DIRECTION:
Please quote every line word for word.

Stored records
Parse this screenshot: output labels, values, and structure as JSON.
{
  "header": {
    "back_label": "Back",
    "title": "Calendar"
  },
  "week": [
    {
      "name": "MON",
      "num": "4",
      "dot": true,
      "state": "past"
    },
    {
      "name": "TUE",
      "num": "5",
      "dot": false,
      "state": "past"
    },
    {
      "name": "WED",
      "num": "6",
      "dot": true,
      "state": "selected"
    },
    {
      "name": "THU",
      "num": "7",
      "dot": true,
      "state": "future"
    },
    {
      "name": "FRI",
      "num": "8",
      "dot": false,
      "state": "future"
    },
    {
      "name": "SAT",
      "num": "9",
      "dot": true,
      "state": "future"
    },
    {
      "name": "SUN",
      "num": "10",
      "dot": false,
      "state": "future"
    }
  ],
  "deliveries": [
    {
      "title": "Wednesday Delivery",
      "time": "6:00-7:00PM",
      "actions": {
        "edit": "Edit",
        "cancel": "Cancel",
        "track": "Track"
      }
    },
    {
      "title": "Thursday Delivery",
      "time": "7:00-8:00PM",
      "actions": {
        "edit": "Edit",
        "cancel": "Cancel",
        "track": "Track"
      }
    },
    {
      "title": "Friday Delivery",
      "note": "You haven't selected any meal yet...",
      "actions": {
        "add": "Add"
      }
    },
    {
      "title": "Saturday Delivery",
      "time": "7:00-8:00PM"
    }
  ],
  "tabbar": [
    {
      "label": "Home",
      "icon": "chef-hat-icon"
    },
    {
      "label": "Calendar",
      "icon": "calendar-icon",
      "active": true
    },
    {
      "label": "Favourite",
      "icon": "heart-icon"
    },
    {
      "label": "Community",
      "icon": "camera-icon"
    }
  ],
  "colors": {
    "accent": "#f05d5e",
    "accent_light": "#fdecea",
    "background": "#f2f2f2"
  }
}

EXERCISE RESPONSE:
Parse this screenshot: output labels, values, and structure as JSON.
{
  "header": {
    "back_label": "Back",
    "title": "Calendar"
  },
  "week": [
    {
      "name": "MON",
      "num": "4",
      "dot": true,
      "state": "past"
    },
    {
      "name": "TUE",
      "num": "5",
      "dot": false,
      "state": "past"
    },
    {
      "name": "WED",
      "num": "6",
      "dot": true,
      "state": "selected"
    },
    {
      "name": "THU",
      "num": "7",
      "dot": true,
      "state": "future"
    },
    {
      "name": "FRI",
      "num": "8",
      "dot": false,
      "state": "future"
    },
    {
      "name": "SAT",
      "num": "9",
      "dot": true,
      "state": "future"
    },
    {
      "name": "SUN",
      "num": "10",
      "dot": false,
      "state": "future"
    }
  ],
  "deliveries": [
    {
      "title": "Wednesday Delivery",
      "time": "6:00-7:00PM",
      "actions": {
        "edit": "Edit",
        "cancel": "Cancel",
        "track": "Track"
      }
    },
    {
      "title": "Thursday Delivery",
      "time": "7:00-8:00PM",
      "actions": {
        "edit": "Edit",
        "cancel": "Cancel",
        "track": "Track"
      }
    },
    {
      "title": "Friday Delivery",
      "note": "You haven't selected any meal yet...",
      "actions": {
        "add": "Add"
      }
    },
    {
      "title": "Saturday Delivery",
      "time": "7:00-8:00PM"
    }
  ],
  "tabbar": [
    {
      "label": "Home",
      "icon": "chef-hat-icon"
    },
    {
      "label": "Calendar",
      "icon": "calendar-icon",
      "active": true
    },
    {
      "label": "Favourite",
      "icon": "heart-icon"
    },
    {
      "label": "Community",
      "icon": "camera-icon"
    }
  ],
  "colors": {
    "accent": "#f05d5e",
    "accent_light": "#fdecea",
    "background": "#f2f2f2"
  }
}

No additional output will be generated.